• _What needs to be done_: Search the material for "результатов" and show all lines that contain it.

• _Material provided_:
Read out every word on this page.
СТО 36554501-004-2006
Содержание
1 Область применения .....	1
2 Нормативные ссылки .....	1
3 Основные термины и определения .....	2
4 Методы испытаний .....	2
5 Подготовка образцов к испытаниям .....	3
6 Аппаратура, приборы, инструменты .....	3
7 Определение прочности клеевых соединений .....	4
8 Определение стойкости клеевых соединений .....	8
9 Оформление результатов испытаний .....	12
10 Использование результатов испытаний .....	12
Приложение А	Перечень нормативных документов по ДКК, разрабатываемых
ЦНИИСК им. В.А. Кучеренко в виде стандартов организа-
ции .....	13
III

• _Response below_:
9 Оформление результатов испытаний .....	12
10 Использование результатов испытаний .....	12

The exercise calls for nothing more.